**Stated problem:** Every line that holds "Daily" should be shown.

—————

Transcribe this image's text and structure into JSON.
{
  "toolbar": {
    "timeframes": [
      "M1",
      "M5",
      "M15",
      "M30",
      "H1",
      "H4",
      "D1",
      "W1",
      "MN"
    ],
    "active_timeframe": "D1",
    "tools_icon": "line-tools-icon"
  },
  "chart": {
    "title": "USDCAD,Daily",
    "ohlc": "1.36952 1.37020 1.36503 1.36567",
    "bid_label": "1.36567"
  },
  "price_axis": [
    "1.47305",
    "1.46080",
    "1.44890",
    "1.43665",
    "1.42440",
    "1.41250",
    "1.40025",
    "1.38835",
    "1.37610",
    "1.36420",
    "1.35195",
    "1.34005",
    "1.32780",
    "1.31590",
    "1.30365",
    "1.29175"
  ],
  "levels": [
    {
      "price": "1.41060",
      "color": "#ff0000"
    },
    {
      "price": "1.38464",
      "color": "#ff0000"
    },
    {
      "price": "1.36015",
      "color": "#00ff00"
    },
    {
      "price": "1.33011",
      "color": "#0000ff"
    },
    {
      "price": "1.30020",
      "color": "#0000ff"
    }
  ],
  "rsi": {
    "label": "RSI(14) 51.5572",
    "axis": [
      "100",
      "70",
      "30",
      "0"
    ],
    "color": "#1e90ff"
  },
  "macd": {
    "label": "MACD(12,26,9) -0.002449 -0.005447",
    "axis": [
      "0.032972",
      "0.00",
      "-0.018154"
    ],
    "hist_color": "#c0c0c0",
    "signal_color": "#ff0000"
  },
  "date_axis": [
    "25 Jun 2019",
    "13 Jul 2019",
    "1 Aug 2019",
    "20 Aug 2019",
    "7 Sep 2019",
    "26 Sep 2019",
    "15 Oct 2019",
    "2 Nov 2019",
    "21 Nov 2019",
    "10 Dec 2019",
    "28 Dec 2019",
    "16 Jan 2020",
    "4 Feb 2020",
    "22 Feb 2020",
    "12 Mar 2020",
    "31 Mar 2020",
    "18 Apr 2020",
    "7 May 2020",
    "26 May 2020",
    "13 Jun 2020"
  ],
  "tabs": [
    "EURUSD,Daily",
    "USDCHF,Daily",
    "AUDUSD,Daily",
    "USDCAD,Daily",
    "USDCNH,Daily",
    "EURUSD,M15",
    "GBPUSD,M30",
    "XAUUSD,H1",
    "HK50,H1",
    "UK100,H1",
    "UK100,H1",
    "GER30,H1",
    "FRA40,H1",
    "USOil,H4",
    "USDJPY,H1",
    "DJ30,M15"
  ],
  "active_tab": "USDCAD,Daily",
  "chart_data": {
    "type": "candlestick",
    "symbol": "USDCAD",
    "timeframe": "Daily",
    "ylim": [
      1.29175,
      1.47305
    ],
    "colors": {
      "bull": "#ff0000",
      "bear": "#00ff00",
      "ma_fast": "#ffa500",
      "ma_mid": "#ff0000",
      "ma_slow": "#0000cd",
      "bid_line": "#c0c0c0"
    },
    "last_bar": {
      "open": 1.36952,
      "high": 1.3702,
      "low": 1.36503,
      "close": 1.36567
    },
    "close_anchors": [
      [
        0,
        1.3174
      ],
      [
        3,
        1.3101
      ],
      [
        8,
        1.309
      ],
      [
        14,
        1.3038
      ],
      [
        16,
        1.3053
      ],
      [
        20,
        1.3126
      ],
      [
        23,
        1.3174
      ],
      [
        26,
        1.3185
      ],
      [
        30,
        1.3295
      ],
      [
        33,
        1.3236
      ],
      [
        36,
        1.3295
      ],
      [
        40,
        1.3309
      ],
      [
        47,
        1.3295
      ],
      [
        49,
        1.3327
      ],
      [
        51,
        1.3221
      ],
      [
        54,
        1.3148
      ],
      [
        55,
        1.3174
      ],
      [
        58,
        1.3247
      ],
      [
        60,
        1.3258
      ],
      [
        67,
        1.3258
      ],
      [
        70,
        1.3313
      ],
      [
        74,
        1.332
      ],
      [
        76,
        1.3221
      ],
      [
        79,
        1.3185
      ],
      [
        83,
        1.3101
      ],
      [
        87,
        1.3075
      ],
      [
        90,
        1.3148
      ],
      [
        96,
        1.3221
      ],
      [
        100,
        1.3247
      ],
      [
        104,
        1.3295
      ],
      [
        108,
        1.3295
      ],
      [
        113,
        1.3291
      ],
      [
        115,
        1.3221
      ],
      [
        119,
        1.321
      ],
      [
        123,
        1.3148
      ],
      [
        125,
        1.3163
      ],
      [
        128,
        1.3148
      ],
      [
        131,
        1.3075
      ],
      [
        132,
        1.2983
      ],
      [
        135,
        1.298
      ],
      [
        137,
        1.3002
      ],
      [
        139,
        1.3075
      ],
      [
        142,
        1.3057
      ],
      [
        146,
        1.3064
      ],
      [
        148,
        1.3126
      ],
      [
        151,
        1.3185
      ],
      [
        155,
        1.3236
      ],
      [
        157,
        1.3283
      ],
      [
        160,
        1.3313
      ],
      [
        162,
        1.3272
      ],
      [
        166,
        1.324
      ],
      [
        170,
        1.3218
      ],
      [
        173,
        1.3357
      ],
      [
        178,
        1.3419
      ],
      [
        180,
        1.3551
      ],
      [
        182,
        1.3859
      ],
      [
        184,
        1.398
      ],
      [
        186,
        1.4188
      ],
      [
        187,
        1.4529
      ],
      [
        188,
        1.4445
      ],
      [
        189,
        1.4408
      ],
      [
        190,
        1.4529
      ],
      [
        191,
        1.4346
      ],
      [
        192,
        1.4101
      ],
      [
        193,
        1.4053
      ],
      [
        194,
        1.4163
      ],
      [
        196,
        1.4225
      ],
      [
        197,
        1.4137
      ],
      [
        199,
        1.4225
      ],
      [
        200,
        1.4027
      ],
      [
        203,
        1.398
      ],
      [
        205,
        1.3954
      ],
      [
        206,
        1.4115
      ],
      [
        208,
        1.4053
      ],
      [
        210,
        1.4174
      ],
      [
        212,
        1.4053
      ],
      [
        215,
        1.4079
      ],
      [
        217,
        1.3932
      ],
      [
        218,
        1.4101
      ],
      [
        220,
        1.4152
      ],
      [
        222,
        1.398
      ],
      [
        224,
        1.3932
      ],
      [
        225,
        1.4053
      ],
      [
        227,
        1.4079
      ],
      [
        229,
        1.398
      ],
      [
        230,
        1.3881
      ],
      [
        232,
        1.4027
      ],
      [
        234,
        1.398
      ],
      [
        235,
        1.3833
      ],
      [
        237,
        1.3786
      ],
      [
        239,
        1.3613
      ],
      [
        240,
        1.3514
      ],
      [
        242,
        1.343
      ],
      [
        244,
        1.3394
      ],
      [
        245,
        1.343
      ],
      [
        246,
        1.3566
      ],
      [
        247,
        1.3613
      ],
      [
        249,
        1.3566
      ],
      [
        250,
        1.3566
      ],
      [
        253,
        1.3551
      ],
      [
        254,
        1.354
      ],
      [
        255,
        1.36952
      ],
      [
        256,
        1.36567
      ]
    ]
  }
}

—————

**Full response:**
    "title": "USDCAD,Daily",
    "EURUSD,Daily",
    "USDCHF,Daily",
    "AUDUSD,Daily",
    "USDCAD,Daily",
    "USDCNH,Daily",
  "active_tab": "USDCAD,Daily",
    "timeframe": "Daily",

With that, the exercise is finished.